**Supplied material**
• • •
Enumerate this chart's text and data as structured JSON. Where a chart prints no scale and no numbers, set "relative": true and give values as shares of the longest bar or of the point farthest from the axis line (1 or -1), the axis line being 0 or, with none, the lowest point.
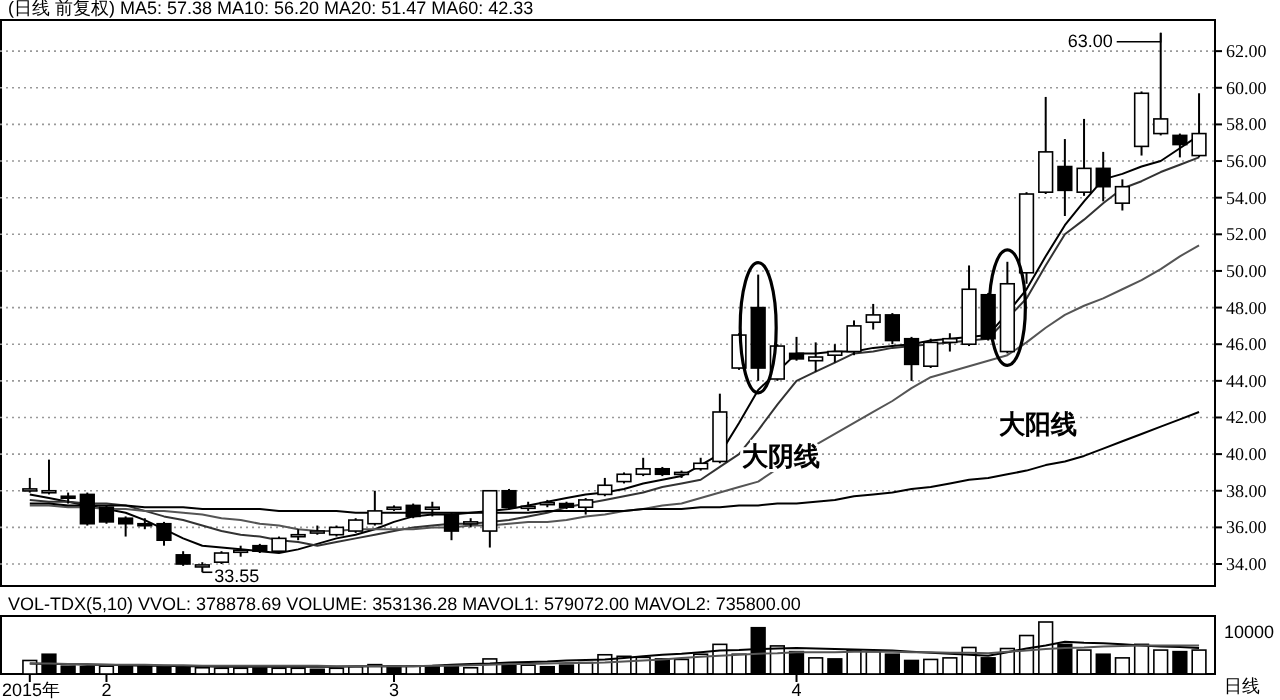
{
  "chart_data": [
    {
      "type": "candlestick",
      "title": "(日线 前复权) MA5: 57.38 MA10: 56.20 MA20: 51.47 MA60: 42.33",
      "color": "#000000",
      "categories": [
        null,
        null,
        null,
        null,
        null,
        null,
        null,
        null,
        null,
        null,
        null,
        null,
        null,
        null,
        null,
        null,
        null,
        null,
        null,
        null,
        null,
        null,
        null,
        null,
        null,
        null,
        null,
        null,
        null,
        null,
        null,
        null,
        null,
        null,
        null,
        null,
        null,
        null,
        null,
        null,
        null,
        null,
        null,
        null,
        null,
        null,
        null,
        null,
        null,
        null,
        null,
        null,
        null,
        null,
        null,
        null,
        null,
        null,
        null,
        null,
        null,
        null
      ],
      "ohlc": [
        [
          38.0,
          38.7,
          37.9,
          38.1
        ],
        [
          37.9,
          39.7,
          37.8,
          38.0
        ],
        [
          37.7,
          37.9,
          37.3,
          37.6
        ],
        [
          37.8,
          37.9,
          36.1,
          36.2
        ],
        [
          37.1,
          37.2,
          36.2,
          36.3
        ],
        [
          36.5,
          36.6,
          35.5,
          36.2
        ],
        [
          36.2,
          36.5,
          35.9,
          36.1
        ],
        [
          36.2,
          36.3,
          35.0,
          35.3
        ],
        [
          34.5,
          34.7,
          33.9,
          34.0
        ],
        [
          33.9,
          34.1,
          33.55,
          33.95
        ],
        [
          34.1,
          34.7,
          34.0,
          34.6
        ],
        [
          34.7,
          35.0,
          34.4,
          34.75
        ],
        [
          35.0,
          35.1,
          34.6,
          34.7
        ],
        [
          34.7,
          35.5,
          34.6,
          35.4
        ],
        [
          35.5,
          35.9,
          35.3,
          35.6
        ],
        [
          35.75,
          36.1,
          35.6,
          35.8
        ],
        [
          35.6,
          36.1,
          35.5,
          36.0
        ],
        [
          35.8,
          36.5,
          35.7,
          36.4
        ],
        [
          36.2,
          38.0,
          36.1,
          36.9
        ],
        [
          37.0,
          37.2,
          36.9,
          37.1
        ],
        [
          37.2,
          37.3,
          36.5,
          36.6
        ],
        [
          37.0,
          37.4,
          36.6,
          37.1
        ],
        [
          36.7,
          36.8,
          35.3,
          35.8
        ],
        [
          36.2,
          36.5,
          36.0,
          36.3
        ],
        [
          35.8,
          38.0,
          34.9,
          38.0
        ],
        [
          38.0,
          38.1,
          37.0,
          37.1
        ],
        [
          37.1,
          37.4,
          36.9,
          37.15
        ],
        [
          37.3,
          37.5,
          37.1,
          37.35
        ],
        [
          37.3,
          37.4,
          37.0,
          37.1
        ],
        [
          37.1,
          37.6,
          36.7,
          37.5
        ],
        [
          37.8,
          38.7,
          37.7,
          38.3
        ],
        [
          38.5,
          39.0,
          38.4,
          38.9
        ],
        [
          38.9,
          39.8,
          38.8,
          39.2
        ],
        [
          39.2,
          39.3,
          38.8,
          38.9
        ],
        [
          38.9,
          39.1,
          38.7,
          39.0
        ],
        [
          39.2,
          39.8,
          39.1,
          39.5
        ],
        [
          39.6,
          43.3,
          39.5,
          42.3
        ],
        [
          44.7,
          46.6,
          44.6,
          46.5
        ],
        [
          48.0,
          49.8,
          44.0,
          44.7
        ],
        [
          44.1,
          46.0,
          44.0,
          45.9
        ],
        [
          45.5,
          46.4,
          45.1,
          45.2
        ],
        [
          45.1,
          46.1,
          44.5,
          45.3
        ],
        [
          45.4,
          46.0,
          45.0,
          45.6
        ],
        [
          45.6,
          47.3,
          45.4,
          47.0
        ],
        [
          47.2,
          48.2,
          46.8,
          47.6
        ],
        [
          47.6,
          47.7,
          46.0,
          46.2
        ],
        [
          46.3,
          46.4,
          44.0,
          44.9
        ],
        [
          44.8,
          46.3,
          44.7,
          46.1
        ],
        [
          46.1,
          46.6,
          45.6,
          46.3
        ],
        [
          46.0,
          50.3,
          45.9,
          49.0
        ],
        [
          48.7,
          48.8,
          46.2,
          46.3
        ],
        [
          45.6,
          50.5,
          45.5,
          49.3
        ],
        [
          49.9,
          54.3,
          49.3,
          54.2
        ],
        [
          54.3,
          59.5,
          54.2,
          56.5
        ],
        [
          55.7,
          57.2,
          53.0,
          54.4
        ],
        [
          54.3,
          58.3,
          54.1,
          55.6
        ],
        [
          55.6,
          56.5,
          53.8,
          54.6
        ],
        [
          53.7,
          55.0,
          53.3,
          54.6
        ],
        [
          56.8,
          59.8,
          56.3,
          59.7
        ],
        [
          57.5,
          63.0,
          57.4,
          58.3
        ],
        [
          57.4,
          57.5,
          56.2,
          56.9
        ],
        [
          56.3,
          59.7,
          56.2,
          57.5
        ]
      ],
      "series": [
        {
          "type": "line",
          "color": "#000000",
          "values": [
            37.8,
            37.6,
            37.4,
            37.2,
            37.0,
            36.8,
            36.4,
            35.9,
            35.4,
            35.0,
            34.9,
            34.8,
            34.7,
            34.6,
            34.8,
            35.1,
            35.4,
            35.6,
            35.9,
            36.3,
            36.6,
            36.7,
            36.7,
            36.8,
            36.9,
            37.0,
            37.2,
            37.4,
            37.6,
            37.8,
            37.9,
            38.1,
            38.4,
            38.6,
            38.8,
            39.4,
            40.0,
            41.7,
            43.5,
            44.5,
            45.5,
            45.5,
            45.6,
            45.6,
            45.8,
            45.9,
            46.0,
            46.2,
            46.3,
            46.4,
            46.5,
            47.7,
            49.0,
            50.8,
            52.5,
            53.8,
            55.0,
            55.3,
            55.7,
            56.0,
            56.7,
            57.4
          ]
        },
        {
          "type": "line",
          "color": "#333333",
          "values": [
            37.5,
            37.4,
            37.4,
            37.3,
            37.3,
            37.2,
            36.9,
            36.6,
            36.4,
            36.1,
            35.8,
            35.6,
            35.5,
            35.3,
            35.2,
            35.0,
            35.2,
            35.4,
            35.6,
            35.8,
            36.0,
            36.1,
            36.2,
            36.2,
            36.3,
            36.4,
            36.6,
            36.8,
            37.1,
            37.3,
            37.5,
            37.7,
            37.9,
            38.2,
            38.4,
            38.6,
            39.3,
            40.0,
            41.3,
            42.7,
            44.0,
            44.5,
            45.0,
            45.5,
            45.6,
            45.8,
            45.9,
            46.0,
            46.1,
            46.2,
            46.3,
            47.4,
            48.5,
            50.3,
            52.0,
            52.8,
            53.7,
            54.5,
            54.9,
            55.4,
            55.8,
            56.2
          ]
        },
        {
          "type": "line",
          "color": "#555555",
          "values": [
            37.2,
            37.2,
            37.1,
            37.1,
            37.0,
            37.0,
            36.9,
            36.9,
            36.8,
            36.7,
            36.5,
            36.4,
            36.2,
            36.1,
            35.9,
            35.8,
            35.8,
            35.9,
            35.9,
            35.9,
            35.9,
            36.0,
            36.0,
            36.1,
            36.1,
            36.2,
            36.3,
            36.3,
            36.4,
            36.6,
            36.7,
            36.9,
            37.0,
            37.2,
            37.3,
            37.6,
            37.9,
            38.2,
            38.5,
            39.2,
            39.8,
            40.5,
            41.1,
            41.7,
            42.3,
            42.9,
            43.6,
            44.2,
            44.5,
            44.8,
            45.1,
            45.4,
            46.1,
            46.9,
            47.6,
            48.1,
            48.5,
            49.0,
            49.5,
            50.1,
            50.8,
            51.4
          ]
        },
        {
          "type": "line",
          "color": "#000000",
          "values": [
            37.3,
            37.3,
            37.2,
            37.2,
            37.2,
            37.2,
            37.1,
            37.1,
            37.1,
            37.0,
            37.0,
            37.0,
            37.0,
            36.9,
            36.9,
            36.9,
            36.9,
            36.8,
            36.8,
            36.8,
            36.8,
            36.8,
            36.8,
            36.8,
            36.8,
            36.8,
            36.8,
            36.9,
            36.9,
            36.9,
            36.9,
            36.9,
            37.0,
            37.0,
            37.0,
            37.1,
            37.1,
            37.2,
            37.2,
            37.3,
            37.3,
            37.4,
            37.5,
            37.7,
            37.8,
            37.9,
            38.1,
            38.2,
            38.4,
            38.6,
            38.7,
            38.9,
            39.1,
            39.4,
            39.6,
            39.9,
            40.3,
            40.7,
            41.1,
            41.5,
            41.9,
            42.3
          ]
        }
      ],
      "ylim": [
        32.8,
        63.7
      ],
      "yticks": [
        {
          "value": 34,
          "label": "34.00"
        },
        {
          "value": 36,
          "label": "36.00"
        },
        {
          "value": 38,
          "label": "38.00"
        },
        {
          "value": 40,
          "label": "40.00"
        },
        {
          "value": 42,
          "label": "42.00"
        },
        {
          "value": 44,
          "label": "44.00"
        },
        {
          "value": 46,
          "label": "46.00"
        },
        {
          "value": 48,
          "label": "48.00"
        },
        {
          "value": 50,
          "label": "50.00"
        },
        {
          "value": 52,
          "label": "52.00"
        },
        {
          "value": 54,
          "label": "54.00"
        },
        {
          "value": 56,
          "label": "56.00"
        },
        {
          "value": 58,
          "label": "58.00"
        },
        {
          "value": 60,
          "label": "60.00"
        },
        {
          "value": 62,
          "label": "62.00"
        }
      ],
      "grid": "y",
      "tick_labels": "y",
      "annotations": [
        "大阴线",
        "大阳线",
        "63.00",
        "33.55"
      ]
    },
    {
      "type": "bar",
      "title": "VOL-TDX(5,10) VVOL: 378878.69 VOLUME: 353136.28 MAVOL1: 579072.00 MAVOL2: 735800.00",
      "relative": true,
      "categories": [
        "2015年",
        null,
        null,
        null,
        "2",
        null,
        null,
        null,
        null,
        null,
        null,
        null,
        null,
        null,
        null,
        null,
        null,
        null,
        null,
        "3",
        null,
        null,
        null,
        null,
        null,
        null,
        null,
        null,
        null,
        null,
        null,
        null,
        null,
        null,
        null,
        null,
        null,
        null,
        null,
        null,
        "4",
        null,
        null,
        null,
        null,
        null,
        null,
        null,
        null,
        null,
        null,
        null,
        null,
        null,
        null,
        null,
        null,
        null,
        null,
        null,
        null,
        null
      ],
      "series": [
        {
          "type": "bar",
          "values": [
            0.26,
            0.38,
            0.15,
            0.14,
            0.15,
            0.15,
            0.15,
            0.15,
            0.15,
            0.12,
            0.11,
            0.11,
            0.11,
            0.11,
            0.11,
            0.09,
            0.11,
            0.14,
            0.18,
            0.15,
            0.15,
            0.15,
            0.17,
            0.12,
            0.29,
            0.2,
            0.17,
            0.14,
            0.17,
            0.22,
            0.37,
            0.34,
            0.32,
            0.29,
            0.28,
            0.38,
            0.57,
            0.38,
            0.89,
            0.54,
            0.43,
            0.31,
            0.29,
            0.46,
            0.43,
            0.38,
            0.26,
            0.28,
            0.31,
            0.51,
            0.31,
            0.49,
            0.74,
            1,
            0.57,
            0.46,
            0.38,
            0.31,
            0.57,
            0.46,
            0.43,
            0.46
          ],
          "colors": [
            "#ffffff",
            "#000000",
            "#000000",
            "#000000",
            "#ffffff",
            "#000000",
            "#000000",
            "#000000",
            "#000000",
            "#ffffff",
            "#ffffff",
            "#ffffff",
            "#000000",
            "#ffffff",
            "#ffffff",
            "#000000",
            "#ffffff",
            "#ffffff",
            "#ffffff",
            "#000000",
            "#ffffff",
            "#000000",
            "#000000",
            "#ffffff",
            "#ffffff",
            "#000000",
            "#ffffff",
            "#000000",
            "#000000",
            "#ffffff",
            "#ffffff",
            "#ffffff",
            "#ffffff",
            "#000000",
            "#ffffff",
            "#ffffff",
            "#ffffff",
            "#ffffff",
            "#000000",
            "#ffffff",
            "#000000",
            "#ffffff",
            "#000000",
            "#ffffff",
            "#ffffff",
            "#000000",
            "#000000",
            "#ffffff",
            "#ffffff",
            "#ffffff",
            "#000000",
            "#ffffff",
            "#ffffff",
            "#ffffff",
            "#000000",
            "#ffffff",
            "#000000",
            "#ffffff",
            "#ffffff",
            "#ffffff",
            "#000000",
            "#ffffff"
          ]
        },
        {
          "type": "line",
          "color": "#000000",
          "values": [
            0.2,
            0.19,
            0.19,
            0.18,
            0.18,
            0.17,
            0.16,
            0.16,
            0.15,
            0.15,
            0.14,
            0.14,
            0.14,
            0.14,
            0.14,
            0.14,
            0.14,
            0.15,
            0.15,
            0.15,
            0.15,
            0.16,
            0.18,
            0.19,
            0.2,
            0.22,
            0.23,
            0.24,
            0.26,
            0.27,
            0.28,
            0.31,
            0.34,
            0.37,
            0.39,
            0.42,
            0.45,
            0.46,
            0.48,
            0.49,
            0.5,
            0.49,
            0.48,
            0.47,
            0.46,
            0.45,
            0.43,
            0.41,
            0.39,
            0.37,
            0.35,
            0.42,
            0.49,
            0.55,
            0.62,
            0.6,
            0.59,
            0.57,
            0.55,
            0.53,
            0.52,
            0.5
          ]
        },
        {
          "type": "line",
          "color": "#555555",
          "values": [
            0.2,
            0.2,
            0.19,
            0.19,
            0.18,
            0.18,
            0.18,
            0.17,
            0.17,
            0.16,
            0.16,
            0.16,
            0.16,
            0.16,
            0.16,
            0.16,
            0.15,
            0.15,
            0.15,
            0.15,
            0.15,
            0.16,
            0.16,
            0.17,
            0.18,
            0.19,
            0.19,
            0.2,
            0.21,
            0.21,
            0.22,
            0.24,
            0.26,
            0.28,
            0.31,
            0.33,
            0.35,
            0.37,
            0.39,
            0.4,
            0.42,
            0.42,
            0.42,
            0.43,
            0.43,
            0.43,
            0.42,
            0.42,
            0.41,
            0.41,
            0.4,
            0.43,
            0.45,
            0.48,
            0.5,
            0.51,
            0.53,
            0.54,
            0.55,
            0.55,
            0.55,
            0.55
          ]
        }
      ],
      "tick_labels": "x",
      "annotations": [
        "10000",
        "日线"
      ]
    }
  ]
}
• • •
**Problem details**
Which lines contain "true"? Copy each of them.

**Finished answer**
Enumerate this chart's text and data as structured JSON. Where a chart prints no scale and no numbers, set "relative": true and give values as shares of the longest bar or of the point farthest from the axis line (1 or -1), the axis line being 0 or, with none, the lowest point.
      "relative": true,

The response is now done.